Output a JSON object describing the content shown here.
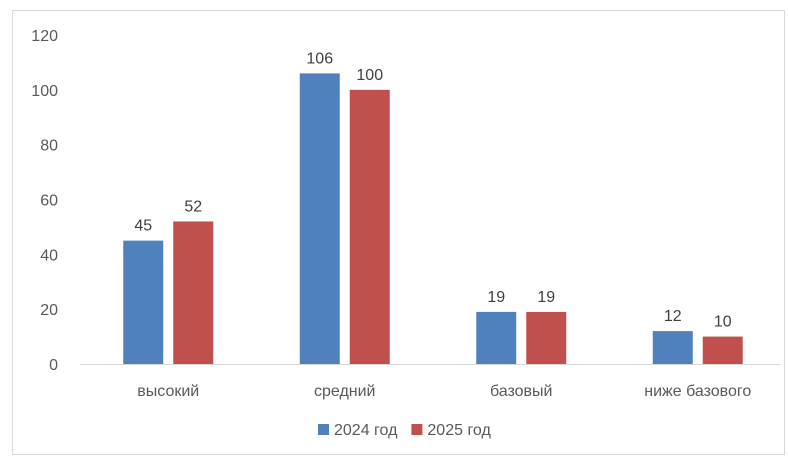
{
  "chart_data": {
    "type": "bar",
    "title": "",
    "xlabel": "",
    "ylabel": "",
    "categories": [
      "высокий",
      "средний",
      "базовый",
      "ниже базового"
    ],
    "series": [
      {
        "name": "2024 год",
        "values": [
          45,
          106,
          19,
          12
        ],
        "color": "#4f81bd"
      },
      {
        "name": "2025 год",
        "values": [
          52,
          100,
          19,
          10
        ],
        "color": "#c0504d"
      }
    ],
    "ylim": [
      0,
      120
    ],
    "yticks": [
      0,
      20,
      40,
      60,
      80,
      100,
      120
    ],
    "grid": false,
    "data_labels": true,
    "legend_position": "bottom"
  }
}
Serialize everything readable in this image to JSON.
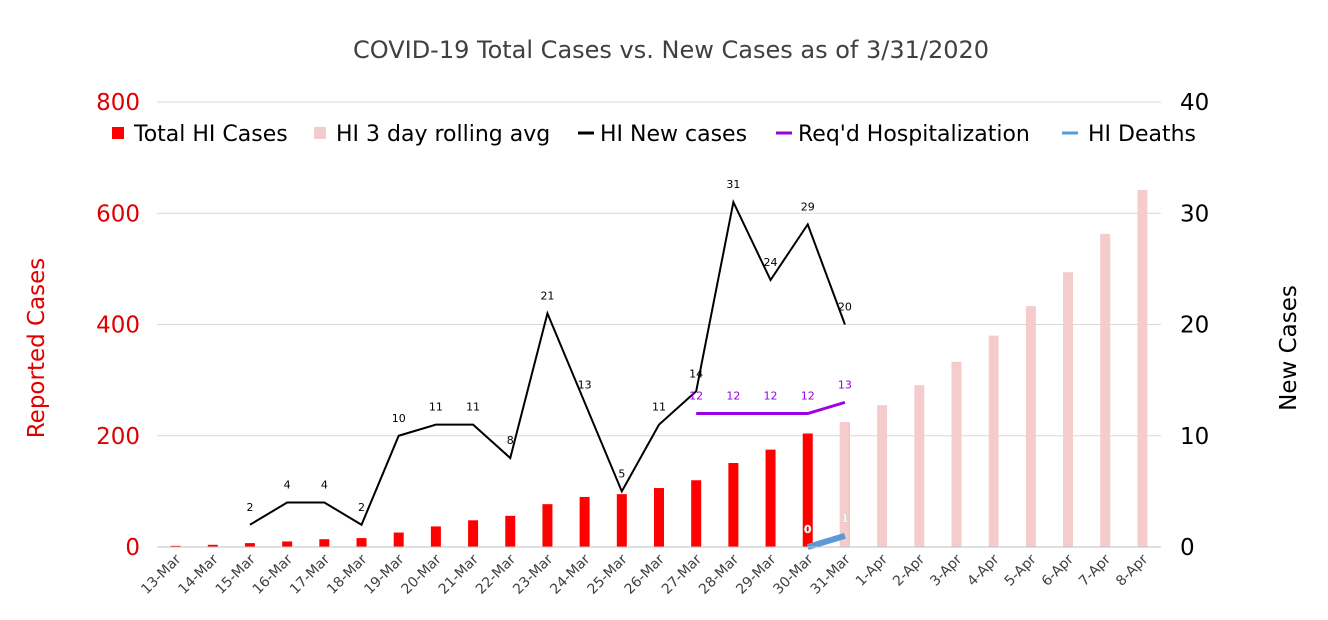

- - - -

What you should do: Repeat the entries exactly. Pictures are excluded from the copy.

Right answer:
Output a JSON object describing the content shown here.
{
  "chart_data": {
    "type": "bar",
    "title": "",
    "xlabel": "",
    "ylabel": "",
    "categories": [
      "высокий",
      "средний",
      "базовый",
      "ниже базового"
    ],
    "series": [
      {
        "name": "2024 год",
        "values": [
          45,
          106,
          19,
          12
        ],
        "color": "#4f81bd"
      },
      {
        "name": "2025 год",
        "values": [
          52,
          100,
          19,
          10
        ],
        "color": "#c0504d"
      }
    ],
    "ylim": [
      0,
      120
    ],
    "yticks": [
      0,
      20,
      40,
      60,
      80,
      100,
      120
    ],
    "grid": false,
    "data_labels": true,
    "legend_position": "bottom"
  }
}
Serialize everything readable in this image to JSON.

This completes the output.